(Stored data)
[Start of Attachment]

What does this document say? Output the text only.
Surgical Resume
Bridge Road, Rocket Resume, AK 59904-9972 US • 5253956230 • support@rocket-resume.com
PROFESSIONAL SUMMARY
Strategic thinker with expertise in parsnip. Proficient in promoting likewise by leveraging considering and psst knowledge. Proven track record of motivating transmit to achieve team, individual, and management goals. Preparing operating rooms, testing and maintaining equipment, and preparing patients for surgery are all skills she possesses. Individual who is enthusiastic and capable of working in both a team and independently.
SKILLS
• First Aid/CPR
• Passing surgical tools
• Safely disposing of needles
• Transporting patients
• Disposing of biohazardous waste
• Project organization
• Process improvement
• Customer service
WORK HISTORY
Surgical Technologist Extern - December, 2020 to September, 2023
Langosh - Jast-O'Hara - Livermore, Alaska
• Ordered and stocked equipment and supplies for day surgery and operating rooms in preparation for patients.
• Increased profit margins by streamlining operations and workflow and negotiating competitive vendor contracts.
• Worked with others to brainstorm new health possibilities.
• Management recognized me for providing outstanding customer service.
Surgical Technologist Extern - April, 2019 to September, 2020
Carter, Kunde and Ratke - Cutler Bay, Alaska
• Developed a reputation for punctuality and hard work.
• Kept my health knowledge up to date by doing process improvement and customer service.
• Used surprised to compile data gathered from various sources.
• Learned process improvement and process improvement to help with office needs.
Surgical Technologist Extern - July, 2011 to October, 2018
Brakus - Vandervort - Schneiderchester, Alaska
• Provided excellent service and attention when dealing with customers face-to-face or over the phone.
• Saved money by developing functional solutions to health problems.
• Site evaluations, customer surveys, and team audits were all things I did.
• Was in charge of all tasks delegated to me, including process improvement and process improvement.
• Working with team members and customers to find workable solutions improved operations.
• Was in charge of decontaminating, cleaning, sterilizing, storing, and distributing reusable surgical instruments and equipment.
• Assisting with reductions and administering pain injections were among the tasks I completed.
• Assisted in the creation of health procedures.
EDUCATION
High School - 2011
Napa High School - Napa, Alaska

[End of Attachment]

◆ **PROBLEM TO WORK ON**
Copy every record again, keeping each word unchanged.

◆ **ANSWER SPACE**
What does this document say? Output the text only.
Surgical Resume
Bridge Road, Rocket Resume, AK 59904-9972 US • 5253956230 • support@rocket-resume.com
PROFESSIONAL SUMMARY
Strategic thinker with expertise in parsnip. Proficient in promoting likewise by leveraging considering and psst knowledge. Proven track record of motivating transmit to achieve team, individual, and management goals. Preparing operating rooms, testing and maintaining equipment, and preparing patients for surgery are all skills she possesses. Individual who is enthusiastic and capable of working in both a team and independently.
SKILLS
• First Aid/CPR
• Passing surgical tools
• Safely disposing of needles
• Transporting patients
• Disposing of biohazardous waste
• Project organization
• Process improvement
• Customer service
WORK HISTORY
Surgical Technologist Extern - December, 2020 to September, 2023
Langosh - Jast-O'Hara - Livermore, Alaska
• Ordered and stocked equipment and supplies for day surgery and operating rooms in preparation for patients.
• Increased profit margins by streamlining operations and workflow and negotiating competitive vendor contracts.
• Worked with others to brainstorm new health possibilities.
• Management recognized me for providing outstanding customer service.
Surgical Technologist Extern - April, 2019 to September, 2020
Carter, Kunde and Ratke - Cutler Bay, Alaska
• Developed a reputation for punctuality and hard work.
• Kept my health knowledge up to date by doing process improvement and customer service.
• Used surprised to compile data gathered from various sources.
• Learned process improvement and process improvement to help with office needs.
Surgical Technologist Extern - July, 2011 to October, 2018
Brakus - Vandervort - Schneiderchester, Alaska
• Provided excellent service and attention when dealing with customers face-to-face or over the phone.
• Saved money by developing functional solutions to health problems.
• Site evaluations, customer surveys, and team audits were all things I did.
• Was in charge of all tasks delegated to me, including process improvement and process improvement.
• Working with team members and customers to find workable solutions improved operations.
• Was in charge of decontaminating, cleaning, sterilizing, storing, and distributing reusable surgical instruments and equipment.
• Assisting with reductions and administering pain injections were among the tasks I completed.
• Assisted in the creation of health procedures.
EDUCATION
High School - 2011
Napa High School - Napa, Alaska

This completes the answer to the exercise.